- **EXERCISE INSTRUCTIONS**: Produce the listing below again, exactly as shown.

[Lines of data]
★ ★ ★

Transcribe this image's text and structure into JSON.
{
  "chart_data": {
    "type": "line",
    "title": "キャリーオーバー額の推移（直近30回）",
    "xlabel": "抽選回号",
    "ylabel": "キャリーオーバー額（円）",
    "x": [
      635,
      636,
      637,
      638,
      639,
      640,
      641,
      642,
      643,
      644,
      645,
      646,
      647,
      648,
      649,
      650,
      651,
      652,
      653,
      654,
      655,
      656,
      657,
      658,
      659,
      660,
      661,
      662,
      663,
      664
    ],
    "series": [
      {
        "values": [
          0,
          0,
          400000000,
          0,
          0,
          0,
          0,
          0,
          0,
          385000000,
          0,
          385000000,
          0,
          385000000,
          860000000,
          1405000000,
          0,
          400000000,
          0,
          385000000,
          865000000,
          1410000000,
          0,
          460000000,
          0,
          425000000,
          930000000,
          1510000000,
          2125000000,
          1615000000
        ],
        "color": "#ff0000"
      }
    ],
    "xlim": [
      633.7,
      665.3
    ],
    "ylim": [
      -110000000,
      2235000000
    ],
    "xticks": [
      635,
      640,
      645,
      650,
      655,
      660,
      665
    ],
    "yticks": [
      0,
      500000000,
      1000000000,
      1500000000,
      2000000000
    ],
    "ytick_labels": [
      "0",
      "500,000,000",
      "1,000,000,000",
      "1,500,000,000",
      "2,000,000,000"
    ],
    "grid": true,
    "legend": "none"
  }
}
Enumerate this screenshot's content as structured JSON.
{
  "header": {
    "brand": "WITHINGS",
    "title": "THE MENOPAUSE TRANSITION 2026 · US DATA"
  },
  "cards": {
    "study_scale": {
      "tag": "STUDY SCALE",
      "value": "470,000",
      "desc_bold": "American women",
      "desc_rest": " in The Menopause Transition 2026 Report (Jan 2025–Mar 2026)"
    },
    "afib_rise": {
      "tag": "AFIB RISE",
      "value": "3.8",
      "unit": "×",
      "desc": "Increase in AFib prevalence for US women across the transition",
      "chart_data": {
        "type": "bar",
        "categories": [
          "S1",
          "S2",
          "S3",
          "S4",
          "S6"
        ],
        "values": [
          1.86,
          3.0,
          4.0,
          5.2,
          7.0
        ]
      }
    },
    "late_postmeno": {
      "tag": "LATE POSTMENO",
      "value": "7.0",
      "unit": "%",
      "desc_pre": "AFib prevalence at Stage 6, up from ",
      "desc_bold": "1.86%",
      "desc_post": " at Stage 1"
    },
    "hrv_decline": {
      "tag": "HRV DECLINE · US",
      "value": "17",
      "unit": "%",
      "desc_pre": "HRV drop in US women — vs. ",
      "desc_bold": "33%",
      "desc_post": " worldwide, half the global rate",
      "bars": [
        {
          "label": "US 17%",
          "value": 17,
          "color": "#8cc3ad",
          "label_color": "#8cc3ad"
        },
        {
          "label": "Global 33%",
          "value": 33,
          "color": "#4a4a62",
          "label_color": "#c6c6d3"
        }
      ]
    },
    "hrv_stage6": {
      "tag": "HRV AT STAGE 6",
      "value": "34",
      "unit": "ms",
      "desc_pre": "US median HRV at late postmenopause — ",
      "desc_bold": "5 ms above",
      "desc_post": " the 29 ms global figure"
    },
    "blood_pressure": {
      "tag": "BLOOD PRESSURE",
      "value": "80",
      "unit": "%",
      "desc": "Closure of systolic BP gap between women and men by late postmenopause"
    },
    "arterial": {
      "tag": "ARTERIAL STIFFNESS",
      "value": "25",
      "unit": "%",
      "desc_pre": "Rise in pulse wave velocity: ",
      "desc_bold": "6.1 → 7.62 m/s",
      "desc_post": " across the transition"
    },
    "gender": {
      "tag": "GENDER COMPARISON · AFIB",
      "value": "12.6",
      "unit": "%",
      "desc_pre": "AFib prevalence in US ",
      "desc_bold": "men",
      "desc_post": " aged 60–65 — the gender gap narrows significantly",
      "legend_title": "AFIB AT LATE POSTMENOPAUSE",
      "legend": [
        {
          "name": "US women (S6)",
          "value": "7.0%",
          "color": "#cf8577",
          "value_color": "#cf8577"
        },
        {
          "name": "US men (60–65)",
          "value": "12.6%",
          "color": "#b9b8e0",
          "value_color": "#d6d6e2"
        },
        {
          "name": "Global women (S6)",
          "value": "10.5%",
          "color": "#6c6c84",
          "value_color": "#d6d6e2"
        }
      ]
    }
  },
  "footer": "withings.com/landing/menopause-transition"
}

★ ★ ★

- **CORRECT RESPONSE**:
Transcribe this image's text and structure into JSON.
{
  "chart_data": {
    "type": "line",
    "title": "キャリーオーバー額の推移（直近30回）",
    "xlabel": "抽選回号",
    "ylabel": "キャリーオーバー額（円）",
    "x": [
      635,
      636,
      637,
      638,
      639,
      640,
      641,
      642,
      643,
      644,
      645,
      646,
      647,
      648,
      649,
      650,
      651,
      652,
      653,
      654,
      655,
      656,
      657,
      658,
      659,
      660,
      661,
      662,
      663,
      664
    ],
    "series": [
      {
        "values": [
          0,
          0,
          400000000,
          0,
          0,
          0,
          0,
          0,
          0,
          385000000,
          0,
          385000000,
          0,
          385000000,
          860000000,
          1405000000,
          0,
          400000000,
          0,
          385000000,
          865000000,
          1410000000,
          0,
          460000000,
          0,
          425000000,
          930000000,
          1510000000,
          2125000000,
          1615000000
        ],
        "color": "#ff0000"
      }
    ],
    "xlim": [
      633.7,
      665.3
    ],
    "ylim": [
      -110000000,
      2235000000
    ],
    "xticks": [
      635,
      640,
      645,
      650,
      655,
      660,
      665
    ],
    "yticks": [
      0,
      500000000,
      1000000000,
      1500000000,
      2000000000
    ],
    "ytick_labels": [
      "0",
      "500,000,000",
      "1,000,000,000",
      "1,500,000,000",
      "2,000,000,000"
    ],
    "grid": true,
    "legend": "none"
  }
}
Enumerate this screenshot's content as structured JSON.
{
  "header": {
    "brand": "WITHINGS",
    "title": "THE MENOPAUSE TRANSITION 2026 · US DATA"
  },
  "cards": {
    "study_scale": {
      "tag": "STUDY SCALE",
      "value": "470,000",
      "desc_bold": "American women",
      "desc_rest": " in The Menopause Transition 2026 Report (Jan 2025–Mar 2026)"
    },
    "afib_rise": {
      "tag": "AFIB RISE",
      "value": "3.8",
      "unit": "×",
      "desc": "Increase in AFib prevalence for US women across the transition",
      "chart_data": {
        "type": "bar",
        "categories": [
          "S1",
          "S2",
          "S3",
          "S4",
          "S6"
        ],
        "values": [
          1.86,
          3.0,
          4.0,
          5.2,
          7.0
        ]
      }
    },
    "late_postmeno": {
      "tag": "LATE POSTMENO",
      "value": "7.0",
      "unit": "%",
      "desc_pre": "AFib prevalence at Stage 6, up from ",
      "desc_bold": "1.86%",
      "desc_post": " at Stage 1"
    },
    "hrv_decline": {
      "tag": "HRV DECLINE · US",
      "value": "17",
      "unit": "%",
      "desc_pre": "HRV drop in US women — vs. ",
      "desc_bold": "33%",
      "desc_post": " worldwide, half the global rate",
      "bars": [
        {
          "label": "US 17%",
          "value": 17,
          "color": "#8cc3ad",
          "label_color": "#8cc3ad"
        },
        {
          "label": "Global 33%",
          "value": 33,
          "color": "#4a4a62",
          "label_color": "#c6c6d3"
        }
      ]
    },
    "hrv_stage6": {
      "tag": "HRV AT STAGE 6",
      "value": "34",
      "unit": "ms",
      "desc_pre": "US median HRV at late postmenopause — ",
      "desc_bold": "5 ms above",
      "desc_post": " the 29 ms global figure"
    },
    "blood_pressure": {
      "tag": "BLOOD PRESSURE",
      "value": "80",
      "unit": "%",
      "desc": "Closure of systolic BP gap between women and men by late postmenopause"
    },
    "arterial": {
      "tag": "ARTERIAL STIFFNESS",
      "value": "25",
      "unit": "%",
      "desc_pre": "Rise in pulse wave velocity: ",
      "desc_bold": "6.1 → 7.62 m/s",
      "desc_post": " across the transition"
    },
    "gender": {
      "tag": "GENDER COMPARISON · AFIB",
      "value": "12.6",
      "unit": "%",
      "desc_pre": "AFib prevalence in US ",
      "desc_bold": "men",
      "desc_post": " aged 60–65 — the gender gap narrows significantly",
      "legend_title": "AFIB AT LATE POSTMENOPAUSE",
      "legend": [
        {
          "name": "US women (S6)",
          "value": "7.0%",
          "color": "#cf8577",
          "value_color": "#cf8577"
        },
        {
          "name": "US men (60–65)",
          "value": "12.6%",
          "color": "#b9b8e0",
          "value_color": "#d6d6e2"
        },
        {
          "name": "Global women (S6)",
          "value": "10.5%",
          "color": "#6c6c84",
          "value_color": "#d6d6e2"
        }
      ]
    }
  },
  "footer": "withings.com/landing/menopause-transition"
}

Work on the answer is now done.